__AIM OF THE TASK__.
Quote all entries in full, exactly.

__TASK INPUT__.
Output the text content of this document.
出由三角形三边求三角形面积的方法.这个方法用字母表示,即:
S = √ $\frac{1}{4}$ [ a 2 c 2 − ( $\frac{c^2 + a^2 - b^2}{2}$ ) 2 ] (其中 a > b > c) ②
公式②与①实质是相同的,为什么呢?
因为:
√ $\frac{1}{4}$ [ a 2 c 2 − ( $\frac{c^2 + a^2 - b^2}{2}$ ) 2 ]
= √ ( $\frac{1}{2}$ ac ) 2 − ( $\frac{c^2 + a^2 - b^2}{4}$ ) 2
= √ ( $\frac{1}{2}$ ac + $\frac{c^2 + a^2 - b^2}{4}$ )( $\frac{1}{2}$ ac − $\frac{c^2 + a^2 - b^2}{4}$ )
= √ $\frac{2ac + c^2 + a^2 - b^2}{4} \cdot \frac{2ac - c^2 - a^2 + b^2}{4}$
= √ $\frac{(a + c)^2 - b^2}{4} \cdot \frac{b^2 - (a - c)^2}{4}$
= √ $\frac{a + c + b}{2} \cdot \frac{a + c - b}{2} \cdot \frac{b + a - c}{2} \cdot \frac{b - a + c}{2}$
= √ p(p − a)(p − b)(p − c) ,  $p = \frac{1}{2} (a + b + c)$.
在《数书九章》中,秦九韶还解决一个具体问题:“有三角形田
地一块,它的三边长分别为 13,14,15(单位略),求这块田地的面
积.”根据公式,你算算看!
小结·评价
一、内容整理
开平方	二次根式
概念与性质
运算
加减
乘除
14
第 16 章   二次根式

__FINAL RESULT__.
Output the text content of this document.
出由三角形三边求三角形面积的方法.这个方法用字母表示,即:
S = √ $\frac{1}{4}$ [ a 2 c 2 − ( $\frac{c^2 + a^2 - b^2}{2}$ ) 2 ] (其中 a > b > c) ②
公式②与①实质是相同的,为什么呢?
因为:
√ $\frac{1}{4}$ [ a 2 c 2 − ( $\frac{c^2 + a^2 - b^2}{2}$ ) 2 ]
= √ ( $\frac{1}{2}$ ac ) 2 − ( $\frac{c^2 + a^2 - b^2}{4}$ ) 2
= √ ( $\frac{1}{2}$ ac + $\frac{c^2 + a^2 - b^2}{4}$ )( $\frac{1}{2}$ ac − $\frac{c^2 + a^2 - b^2}{4}$ )
= √ $\frac{2ac + c^2 + a^2 - b^2}{4} \cdot \frac{2ac - c^2 - a^2 + b^2}{4}$
= √ $\frac{(a + c)^2 - b^2}{4} \cdot \frac{b^2 - (a - c)^2}{4}$
= √ $\frac{a + c + b}{2} \cdot \frac{a + c - b}{2} \cdot \frac{b + a - c}{2} \cdot \frac{b - a + c}{2}$
= √ p(p − a)(p − b)(p − c) ,  $p = \frac{1}{2} (a + b + c)$.
在《数书九章》中,秦九韶还解决一个具体问题:“有三角形田
地一块,它的三边长分别为 13,14,15(单位略),求这块田地的面
积.”根据公式,你算算看!
小结·评价
一、内容整理
开平方	二次根式
概念与性质
运算
加减
乘除
14
第 16 章   二次根式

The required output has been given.